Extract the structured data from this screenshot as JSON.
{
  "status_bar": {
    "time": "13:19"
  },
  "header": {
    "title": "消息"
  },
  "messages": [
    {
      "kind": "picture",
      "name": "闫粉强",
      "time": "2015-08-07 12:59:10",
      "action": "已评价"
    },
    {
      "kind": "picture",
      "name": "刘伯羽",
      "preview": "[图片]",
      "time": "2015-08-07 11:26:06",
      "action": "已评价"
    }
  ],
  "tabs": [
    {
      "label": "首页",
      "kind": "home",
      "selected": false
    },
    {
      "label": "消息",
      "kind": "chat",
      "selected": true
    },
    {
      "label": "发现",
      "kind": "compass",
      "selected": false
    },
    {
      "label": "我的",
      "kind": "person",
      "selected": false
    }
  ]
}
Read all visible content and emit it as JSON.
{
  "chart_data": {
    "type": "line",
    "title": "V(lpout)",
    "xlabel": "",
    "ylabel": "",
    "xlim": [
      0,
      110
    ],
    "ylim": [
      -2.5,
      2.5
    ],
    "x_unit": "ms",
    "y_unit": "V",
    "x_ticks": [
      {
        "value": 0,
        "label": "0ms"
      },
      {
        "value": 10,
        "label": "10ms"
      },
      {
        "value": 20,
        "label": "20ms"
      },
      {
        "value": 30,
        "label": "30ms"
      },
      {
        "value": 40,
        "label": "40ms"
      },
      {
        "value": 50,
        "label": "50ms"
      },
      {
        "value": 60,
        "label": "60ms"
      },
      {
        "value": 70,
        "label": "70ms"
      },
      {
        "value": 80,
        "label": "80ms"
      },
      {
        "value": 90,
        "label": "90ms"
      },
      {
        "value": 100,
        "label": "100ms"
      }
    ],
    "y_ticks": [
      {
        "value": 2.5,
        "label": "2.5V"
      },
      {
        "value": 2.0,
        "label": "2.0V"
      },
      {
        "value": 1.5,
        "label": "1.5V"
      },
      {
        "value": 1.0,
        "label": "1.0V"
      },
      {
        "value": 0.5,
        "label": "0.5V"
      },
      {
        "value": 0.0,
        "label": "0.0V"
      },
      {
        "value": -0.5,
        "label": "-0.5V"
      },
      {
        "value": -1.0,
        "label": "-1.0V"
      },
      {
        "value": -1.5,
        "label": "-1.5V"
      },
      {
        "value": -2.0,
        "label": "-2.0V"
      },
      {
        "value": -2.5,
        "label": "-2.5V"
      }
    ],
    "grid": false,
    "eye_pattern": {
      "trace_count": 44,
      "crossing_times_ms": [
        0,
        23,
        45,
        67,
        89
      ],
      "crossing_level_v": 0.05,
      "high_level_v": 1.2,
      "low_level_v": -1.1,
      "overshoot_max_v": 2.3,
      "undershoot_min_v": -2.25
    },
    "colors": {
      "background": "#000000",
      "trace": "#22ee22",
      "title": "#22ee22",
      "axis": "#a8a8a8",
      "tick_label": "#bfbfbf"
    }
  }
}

Short exercise ->
Make a copy of each line that contains the string "kind".

Complete response ->
      "kind": "picture",
      "kind": "picture",
      "kind": "home",
      "kind": "chat",
      "kind": "compass",
      "kind": "person",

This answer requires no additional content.